Exercise prompt ->
Copy out every line of the records below word for word, including the descriptions and the location lines. Omit the pictures from your copy.

Recorded data
★ ★ ★
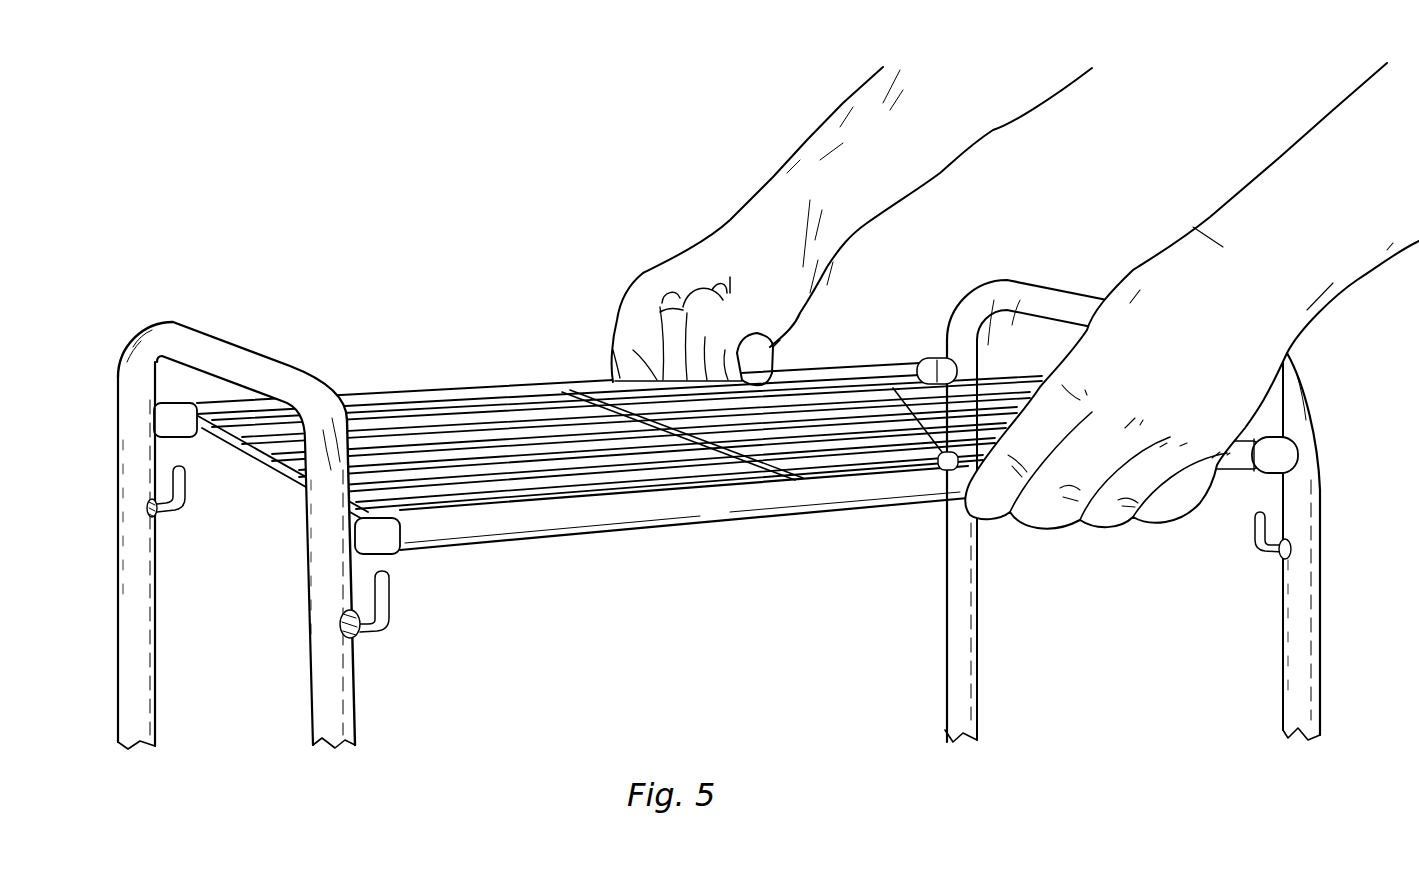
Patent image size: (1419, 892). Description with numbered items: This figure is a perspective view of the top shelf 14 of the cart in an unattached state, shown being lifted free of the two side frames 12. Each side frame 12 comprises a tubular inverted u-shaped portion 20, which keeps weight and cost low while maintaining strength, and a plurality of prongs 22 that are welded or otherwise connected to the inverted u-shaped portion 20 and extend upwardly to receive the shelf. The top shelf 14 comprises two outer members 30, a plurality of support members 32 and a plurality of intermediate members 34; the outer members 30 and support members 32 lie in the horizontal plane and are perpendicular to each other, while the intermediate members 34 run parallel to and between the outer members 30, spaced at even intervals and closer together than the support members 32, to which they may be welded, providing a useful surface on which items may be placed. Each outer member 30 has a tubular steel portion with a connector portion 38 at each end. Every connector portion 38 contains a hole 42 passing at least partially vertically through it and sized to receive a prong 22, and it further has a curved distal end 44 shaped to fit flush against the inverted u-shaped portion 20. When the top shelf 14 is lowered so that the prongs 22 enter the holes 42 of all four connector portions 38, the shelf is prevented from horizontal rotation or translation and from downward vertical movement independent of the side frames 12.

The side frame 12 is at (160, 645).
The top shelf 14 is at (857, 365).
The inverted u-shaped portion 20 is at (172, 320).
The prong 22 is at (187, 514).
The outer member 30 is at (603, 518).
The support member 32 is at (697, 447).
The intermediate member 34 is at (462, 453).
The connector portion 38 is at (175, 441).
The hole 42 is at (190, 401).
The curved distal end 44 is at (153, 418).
★ ★ ★
Worked answer ->
Patent image size: (1419, 892). Description with numbered items: This figure is a perspective view of the top shelf 14 of the cart in an unattached state, shown being lifted free of the two side frames 12. Each side frame 12 comprises a tubular inverted u-shaped portion 20, which keeps weight and cost low while maintaining strength, and a plurality of prongs 22 that are welded or otherwise connected to the inverted u-shaped portion 20 and extend upwardly to receive the shelf. The top shelf 14 comprises two outer members 30, a plurality of support members 32 and a plurality of intermediate members 34; the outer members 30 and support members 32 lie in the horizontal plane and are perpendicular to each other, while the intermediate members 34 run parallel to and between the outer members 30, spaced at even intervals and closer together than the support members 32, to which they may be welded, providing a useful surface on which items may be placed. Each outer member 30 has a tubular steel portion with a connector portion 38 at each end. Every connector portion 38 contains a hole 42 passing at least partially vertically through it and sized to receive a prong 22, and it further has a curved distal end 44 shaped to fit flush against the inverted u-shaped portion 20. When the top shelf 14 is lowered so that the prongs 22 enter the holes 42 of all four connector portions 38, the shelf is prevented from horizontal rotation or translation and from downward vertical movement independent of the side frames 12.

The side frame 12 is at (160, 645).
The top shelf 14 is at (857, 365).
The inverted u-shaped portion 20 is at (172, 320).
The prong 22 is at (187, 514).
The outer member 30 is at (603, 518).
The support member 32 is at (697, 447).
The intermediate member 34 is at (462, 453).
The connector portion 38 is at (175, 441).
The hole 42 is at (190, 401).
The curved distal end 44 is at (153, 418).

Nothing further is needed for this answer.